Task requirements: Show each line from the listing that includes the word "this".

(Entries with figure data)
::::::::::

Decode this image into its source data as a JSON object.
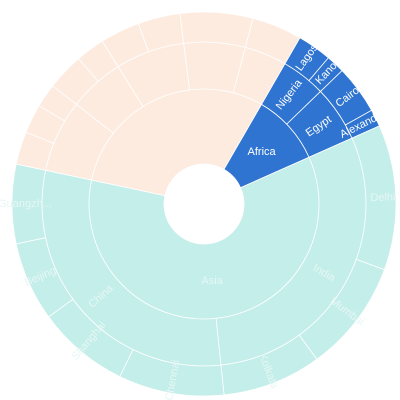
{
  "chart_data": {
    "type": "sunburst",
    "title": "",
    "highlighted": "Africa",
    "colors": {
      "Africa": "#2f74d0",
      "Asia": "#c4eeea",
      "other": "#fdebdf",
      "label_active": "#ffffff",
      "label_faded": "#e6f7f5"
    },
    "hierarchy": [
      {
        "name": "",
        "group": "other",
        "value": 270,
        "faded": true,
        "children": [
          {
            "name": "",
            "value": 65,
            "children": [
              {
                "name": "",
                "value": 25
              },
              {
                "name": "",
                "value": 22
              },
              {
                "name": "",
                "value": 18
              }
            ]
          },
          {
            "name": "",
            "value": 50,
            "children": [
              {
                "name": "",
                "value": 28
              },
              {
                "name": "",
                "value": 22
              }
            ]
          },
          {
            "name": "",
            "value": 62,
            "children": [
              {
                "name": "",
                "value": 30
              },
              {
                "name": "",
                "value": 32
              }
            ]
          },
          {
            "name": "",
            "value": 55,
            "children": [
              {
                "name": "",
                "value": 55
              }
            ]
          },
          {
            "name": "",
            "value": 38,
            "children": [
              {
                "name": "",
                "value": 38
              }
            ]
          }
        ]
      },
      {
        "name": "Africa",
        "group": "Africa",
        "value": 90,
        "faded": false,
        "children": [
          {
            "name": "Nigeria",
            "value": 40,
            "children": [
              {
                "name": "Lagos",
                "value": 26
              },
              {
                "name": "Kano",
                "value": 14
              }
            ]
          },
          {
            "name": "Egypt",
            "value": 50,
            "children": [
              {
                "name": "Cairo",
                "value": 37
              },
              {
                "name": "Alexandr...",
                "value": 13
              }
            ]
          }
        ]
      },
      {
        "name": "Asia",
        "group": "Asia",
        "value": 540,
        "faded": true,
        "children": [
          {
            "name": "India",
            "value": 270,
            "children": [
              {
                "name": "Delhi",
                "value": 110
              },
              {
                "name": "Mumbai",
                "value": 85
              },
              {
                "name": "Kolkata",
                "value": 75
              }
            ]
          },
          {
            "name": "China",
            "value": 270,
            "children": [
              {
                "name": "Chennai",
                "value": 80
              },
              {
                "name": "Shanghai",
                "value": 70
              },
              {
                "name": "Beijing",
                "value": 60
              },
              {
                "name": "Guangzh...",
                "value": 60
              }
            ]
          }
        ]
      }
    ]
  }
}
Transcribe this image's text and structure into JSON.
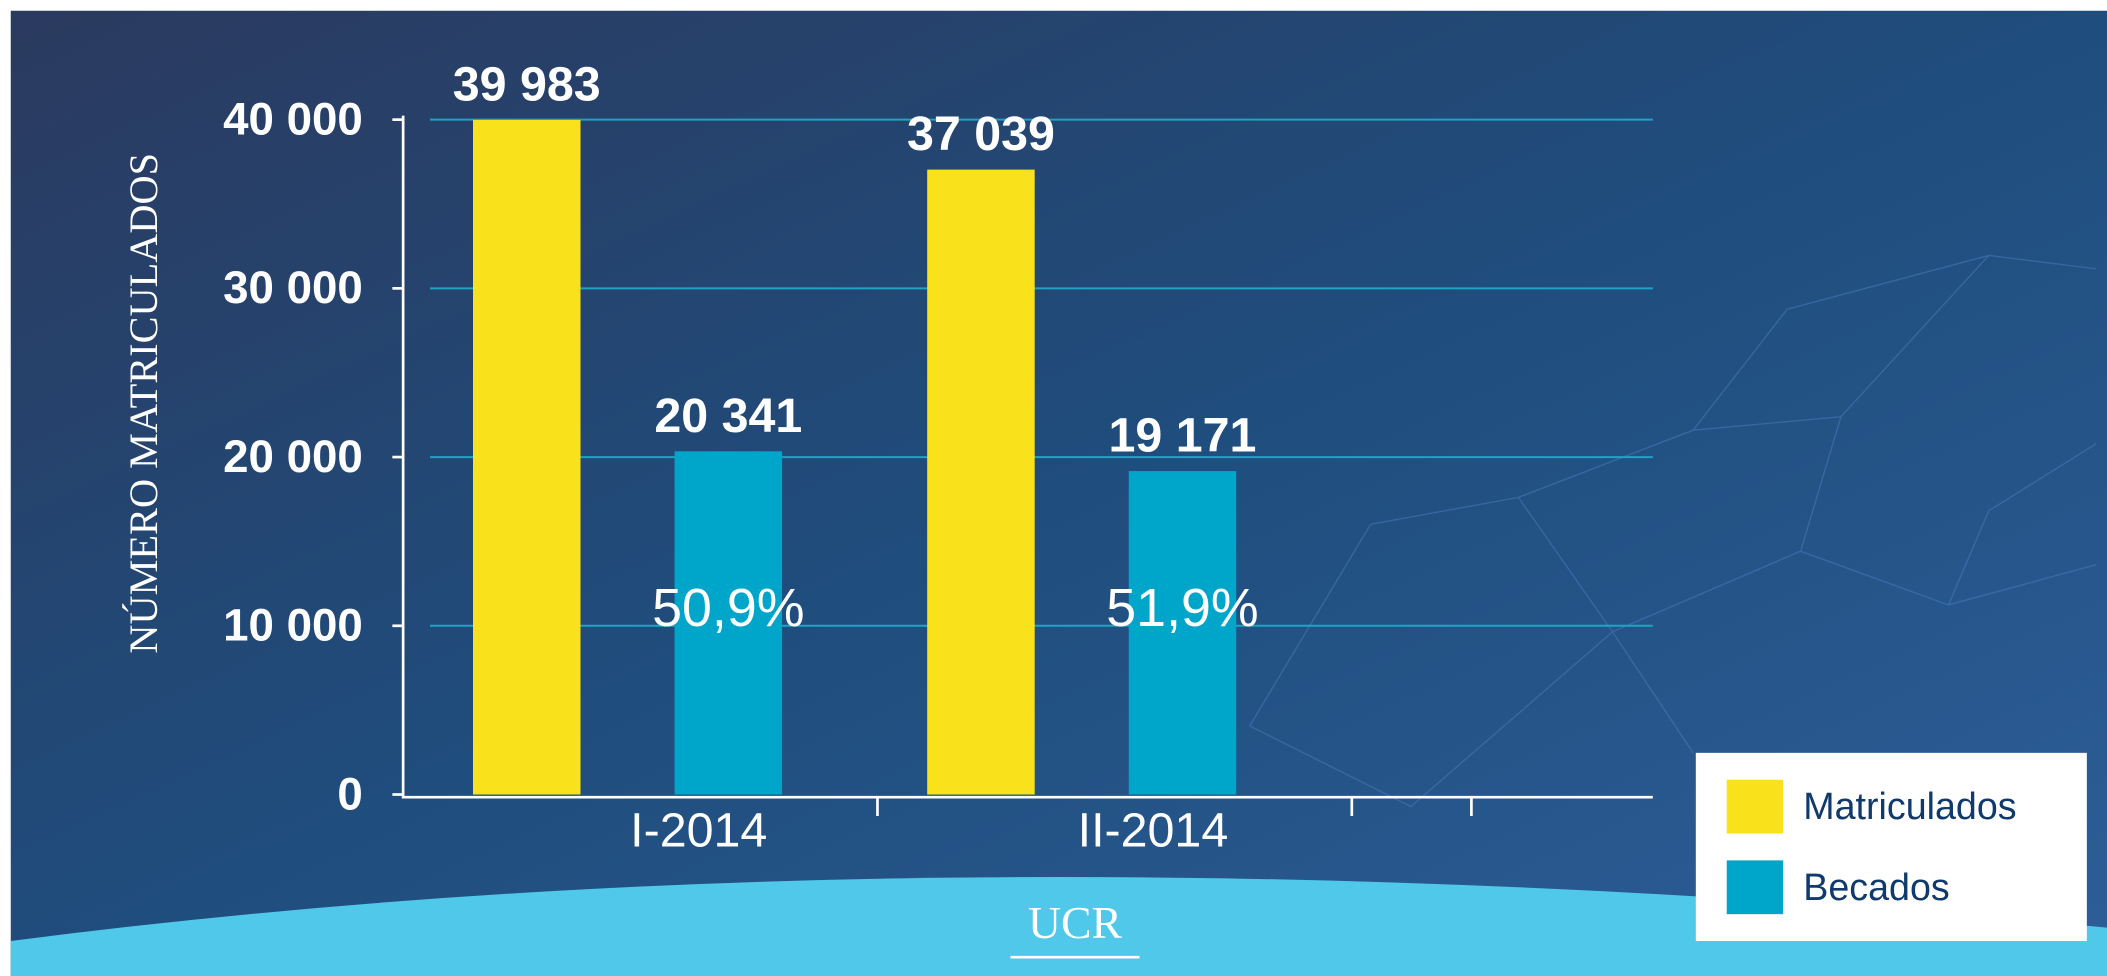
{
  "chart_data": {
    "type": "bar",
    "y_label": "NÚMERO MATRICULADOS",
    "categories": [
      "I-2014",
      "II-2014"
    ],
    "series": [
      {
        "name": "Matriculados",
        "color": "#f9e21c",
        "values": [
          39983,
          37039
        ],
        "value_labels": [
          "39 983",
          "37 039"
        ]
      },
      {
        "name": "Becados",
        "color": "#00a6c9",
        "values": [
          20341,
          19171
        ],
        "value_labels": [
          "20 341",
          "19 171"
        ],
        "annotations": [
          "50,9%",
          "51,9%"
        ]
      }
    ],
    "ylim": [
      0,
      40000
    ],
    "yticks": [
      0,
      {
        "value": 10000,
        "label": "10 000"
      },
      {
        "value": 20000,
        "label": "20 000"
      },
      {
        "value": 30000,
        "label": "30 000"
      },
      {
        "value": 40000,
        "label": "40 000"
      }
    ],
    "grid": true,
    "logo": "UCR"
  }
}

::::::::::

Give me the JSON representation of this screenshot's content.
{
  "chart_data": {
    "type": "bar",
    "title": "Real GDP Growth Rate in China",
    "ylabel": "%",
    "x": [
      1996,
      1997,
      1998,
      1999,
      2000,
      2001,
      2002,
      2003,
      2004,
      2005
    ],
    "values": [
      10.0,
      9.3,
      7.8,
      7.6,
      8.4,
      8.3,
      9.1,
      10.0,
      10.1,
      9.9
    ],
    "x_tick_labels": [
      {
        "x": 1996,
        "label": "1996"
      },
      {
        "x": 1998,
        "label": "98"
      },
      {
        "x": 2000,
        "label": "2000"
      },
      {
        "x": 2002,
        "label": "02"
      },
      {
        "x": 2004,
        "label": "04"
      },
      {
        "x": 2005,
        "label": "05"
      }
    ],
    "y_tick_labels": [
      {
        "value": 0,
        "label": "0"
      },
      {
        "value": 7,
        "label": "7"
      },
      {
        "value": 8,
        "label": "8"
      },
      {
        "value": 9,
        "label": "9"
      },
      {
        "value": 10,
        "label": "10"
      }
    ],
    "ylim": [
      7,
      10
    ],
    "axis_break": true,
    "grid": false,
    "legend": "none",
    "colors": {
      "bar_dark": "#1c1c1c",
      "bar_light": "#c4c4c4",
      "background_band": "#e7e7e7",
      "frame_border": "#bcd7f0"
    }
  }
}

::::::::::

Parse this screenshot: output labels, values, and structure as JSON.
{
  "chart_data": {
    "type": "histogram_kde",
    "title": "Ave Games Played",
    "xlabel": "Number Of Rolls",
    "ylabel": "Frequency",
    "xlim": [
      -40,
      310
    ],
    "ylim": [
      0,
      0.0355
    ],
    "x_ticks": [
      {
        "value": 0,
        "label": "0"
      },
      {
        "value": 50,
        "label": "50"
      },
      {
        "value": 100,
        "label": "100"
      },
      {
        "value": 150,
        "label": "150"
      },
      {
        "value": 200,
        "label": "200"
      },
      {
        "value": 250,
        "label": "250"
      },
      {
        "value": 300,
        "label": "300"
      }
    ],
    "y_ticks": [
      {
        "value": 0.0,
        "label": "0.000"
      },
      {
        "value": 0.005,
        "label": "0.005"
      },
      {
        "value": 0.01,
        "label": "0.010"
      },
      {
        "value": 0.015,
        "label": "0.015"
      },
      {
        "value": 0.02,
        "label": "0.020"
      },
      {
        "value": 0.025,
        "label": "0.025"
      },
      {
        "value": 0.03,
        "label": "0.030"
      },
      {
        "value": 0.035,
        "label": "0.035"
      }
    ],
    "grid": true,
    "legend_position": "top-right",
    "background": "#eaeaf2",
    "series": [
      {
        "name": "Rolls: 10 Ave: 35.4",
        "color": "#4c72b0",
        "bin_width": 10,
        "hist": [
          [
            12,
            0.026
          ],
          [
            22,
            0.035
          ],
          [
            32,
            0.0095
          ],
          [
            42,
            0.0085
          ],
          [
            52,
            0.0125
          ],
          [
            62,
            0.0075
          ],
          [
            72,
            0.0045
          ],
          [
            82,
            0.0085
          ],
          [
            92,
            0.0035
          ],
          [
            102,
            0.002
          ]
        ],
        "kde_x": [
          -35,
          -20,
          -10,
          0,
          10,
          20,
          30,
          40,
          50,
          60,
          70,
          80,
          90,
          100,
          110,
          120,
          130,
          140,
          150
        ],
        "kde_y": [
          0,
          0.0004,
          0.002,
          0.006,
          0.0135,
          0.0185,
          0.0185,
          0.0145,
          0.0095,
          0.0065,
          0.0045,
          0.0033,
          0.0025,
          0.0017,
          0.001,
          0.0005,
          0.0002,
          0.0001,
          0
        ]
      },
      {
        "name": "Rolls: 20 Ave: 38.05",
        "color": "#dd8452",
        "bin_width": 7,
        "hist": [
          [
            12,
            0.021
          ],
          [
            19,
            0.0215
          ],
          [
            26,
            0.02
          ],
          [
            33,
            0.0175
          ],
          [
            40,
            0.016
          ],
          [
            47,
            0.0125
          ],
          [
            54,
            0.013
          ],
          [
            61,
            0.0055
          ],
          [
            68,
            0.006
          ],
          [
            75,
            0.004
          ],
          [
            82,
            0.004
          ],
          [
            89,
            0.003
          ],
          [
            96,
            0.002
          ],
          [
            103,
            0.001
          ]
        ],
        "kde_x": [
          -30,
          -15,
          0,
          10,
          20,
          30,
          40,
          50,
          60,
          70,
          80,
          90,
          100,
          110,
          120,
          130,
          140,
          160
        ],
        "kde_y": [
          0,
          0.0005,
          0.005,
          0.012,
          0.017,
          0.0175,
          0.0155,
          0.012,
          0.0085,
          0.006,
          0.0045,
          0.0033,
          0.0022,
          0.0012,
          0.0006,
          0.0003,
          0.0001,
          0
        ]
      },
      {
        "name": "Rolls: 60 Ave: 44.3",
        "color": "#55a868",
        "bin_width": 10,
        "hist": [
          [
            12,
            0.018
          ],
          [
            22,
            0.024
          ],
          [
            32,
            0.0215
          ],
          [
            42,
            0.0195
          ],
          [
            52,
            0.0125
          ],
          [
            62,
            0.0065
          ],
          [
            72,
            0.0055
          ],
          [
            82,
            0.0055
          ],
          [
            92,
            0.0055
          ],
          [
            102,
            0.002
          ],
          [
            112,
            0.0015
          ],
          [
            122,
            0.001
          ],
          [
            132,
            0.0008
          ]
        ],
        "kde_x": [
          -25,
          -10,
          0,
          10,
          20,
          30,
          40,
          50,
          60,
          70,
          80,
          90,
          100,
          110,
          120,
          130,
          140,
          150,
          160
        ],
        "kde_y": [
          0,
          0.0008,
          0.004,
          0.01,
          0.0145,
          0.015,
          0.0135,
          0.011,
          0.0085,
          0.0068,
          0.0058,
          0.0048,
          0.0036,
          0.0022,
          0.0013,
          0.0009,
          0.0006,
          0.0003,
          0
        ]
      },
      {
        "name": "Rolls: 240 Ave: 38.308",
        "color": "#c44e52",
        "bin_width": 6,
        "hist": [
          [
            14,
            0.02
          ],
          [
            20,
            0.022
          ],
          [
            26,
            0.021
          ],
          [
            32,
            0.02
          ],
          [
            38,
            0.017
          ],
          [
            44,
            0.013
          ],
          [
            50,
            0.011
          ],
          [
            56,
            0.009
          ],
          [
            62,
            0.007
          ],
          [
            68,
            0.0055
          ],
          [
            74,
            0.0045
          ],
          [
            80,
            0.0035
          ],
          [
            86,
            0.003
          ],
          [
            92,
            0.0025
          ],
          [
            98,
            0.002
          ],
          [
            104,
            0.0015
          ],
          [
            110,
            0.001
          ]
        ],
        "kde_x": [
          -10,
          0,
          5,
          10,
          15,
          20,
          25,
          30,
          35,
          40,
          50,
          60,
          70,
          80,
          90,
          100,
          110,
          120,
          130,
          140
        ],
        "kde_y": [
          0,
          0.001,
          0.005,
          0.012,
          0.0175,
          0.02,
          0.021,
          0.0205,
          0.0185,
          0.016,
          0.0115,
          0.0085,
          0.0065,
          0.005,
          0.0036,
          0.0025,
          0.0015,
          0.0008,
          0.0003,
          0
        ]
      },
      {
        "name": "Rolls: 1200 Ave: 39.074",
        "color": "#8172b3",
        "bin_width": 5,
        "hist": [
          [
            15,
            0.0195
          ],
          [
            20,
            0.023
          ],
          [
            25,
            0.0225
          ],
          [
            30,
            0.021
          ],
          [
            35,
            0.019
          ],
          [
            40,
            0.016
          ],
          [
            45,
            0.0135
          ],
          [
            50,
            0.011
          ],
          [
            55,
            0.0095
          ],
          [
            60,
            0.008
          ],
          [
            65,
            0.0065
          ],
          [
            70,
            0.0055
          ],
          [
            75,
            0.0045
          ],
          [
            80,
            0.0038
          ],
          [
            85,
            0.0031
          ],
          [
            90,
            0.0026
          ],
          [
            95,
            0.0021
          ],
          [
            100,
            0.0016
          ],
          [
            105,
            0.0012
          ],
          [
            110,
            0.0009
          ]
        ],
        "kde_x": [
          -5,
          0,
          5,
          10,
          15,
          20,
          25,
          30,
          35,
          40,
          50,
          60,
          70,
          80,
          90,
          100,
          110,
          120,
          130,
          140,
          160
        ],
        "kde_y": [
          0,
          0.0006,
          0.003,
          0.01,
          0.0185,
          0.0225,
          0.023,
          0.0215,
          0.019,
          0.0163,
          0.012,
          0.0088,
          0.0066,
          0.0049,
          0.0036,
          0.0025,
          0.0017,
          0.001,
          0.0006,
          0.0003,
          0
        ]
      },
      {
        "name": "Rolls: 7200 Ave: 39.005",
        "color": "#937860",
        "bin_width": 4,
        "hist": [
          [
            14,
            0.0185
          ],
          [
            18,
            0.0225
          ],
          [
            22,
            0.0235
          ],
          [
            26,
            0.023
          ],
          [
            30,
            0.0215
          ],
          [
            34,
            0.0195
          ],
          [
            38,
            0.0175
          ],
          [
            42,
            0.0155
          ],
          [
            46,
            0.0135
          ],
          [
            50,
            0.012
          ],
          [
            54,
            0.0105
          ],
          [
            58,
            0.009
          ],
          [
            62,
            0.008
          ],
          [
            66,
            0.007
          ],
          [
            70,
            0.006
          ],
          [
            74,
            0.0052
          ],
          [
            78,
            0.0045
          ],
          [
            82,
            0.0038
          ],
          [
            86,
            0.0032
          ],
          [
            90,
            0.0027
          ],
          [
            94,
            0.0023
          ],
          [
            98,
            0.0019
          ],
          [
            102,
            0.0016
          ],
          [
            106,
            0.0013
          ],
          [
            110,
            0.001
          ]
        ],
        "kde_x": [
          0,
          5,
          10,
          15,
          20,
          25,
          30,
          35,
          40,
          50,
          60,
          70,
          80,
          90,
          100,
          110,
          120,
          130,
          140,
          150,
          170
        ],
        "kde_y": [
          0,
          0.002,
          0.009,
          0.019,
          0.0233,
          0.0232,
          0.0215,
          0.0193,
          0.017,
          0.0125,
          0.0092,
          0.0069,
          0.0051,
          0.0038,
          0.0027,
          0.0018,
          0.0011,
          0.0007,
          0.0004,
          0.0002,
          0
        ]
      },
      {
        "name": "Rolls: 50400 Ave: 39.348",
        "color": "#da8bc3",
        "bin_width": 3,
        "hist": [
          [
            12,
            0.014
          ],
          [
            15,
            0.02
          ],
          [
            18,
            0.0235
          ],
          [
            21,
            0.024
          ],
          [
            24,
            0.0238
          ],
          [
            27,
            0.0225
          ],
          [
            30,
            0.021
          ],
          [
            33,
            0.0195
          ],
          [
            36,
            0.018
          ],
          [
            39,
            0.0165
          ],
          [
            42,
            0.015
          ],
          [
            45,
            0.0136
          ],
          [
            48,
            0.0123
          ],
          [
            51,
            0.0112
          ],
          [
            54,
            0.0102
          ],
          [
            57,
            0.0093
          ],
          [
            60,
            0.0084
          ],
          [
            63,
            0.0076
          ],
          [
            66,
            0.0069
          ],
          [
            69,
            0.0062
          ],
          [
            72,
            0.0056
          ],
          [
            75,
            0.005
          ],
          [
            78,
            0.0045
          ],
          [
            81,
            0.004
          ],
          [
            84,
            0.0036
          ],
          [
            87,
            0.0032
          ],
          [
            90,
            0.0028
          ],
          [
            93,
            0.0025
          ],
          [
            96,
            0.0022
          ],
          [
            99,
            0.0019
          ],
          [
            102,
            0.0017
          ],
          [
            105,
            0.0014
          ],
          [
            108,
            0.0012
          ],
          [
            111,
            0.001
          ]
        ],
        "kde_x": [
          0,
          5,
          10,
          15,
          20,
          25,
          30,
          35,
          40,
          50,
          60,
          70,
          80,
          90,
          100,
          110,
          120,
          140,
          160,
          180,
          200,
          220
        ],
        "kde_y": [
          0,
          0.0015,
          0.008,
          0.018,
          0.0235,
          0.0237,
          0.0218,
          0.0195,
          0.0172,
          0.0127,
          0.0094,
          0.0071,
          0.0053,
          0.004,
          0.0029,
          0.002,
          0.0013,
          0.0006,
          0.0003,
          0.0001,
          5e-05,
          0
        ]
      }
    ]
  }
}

::::::::::

Response:
Decode this image into its source data as a JSON object.
Transcribe this image's text and structure into JSON.
Give me the JSON representation of this screenshot's content.
Parse this screenshot: output labels, values, and structure as JSON.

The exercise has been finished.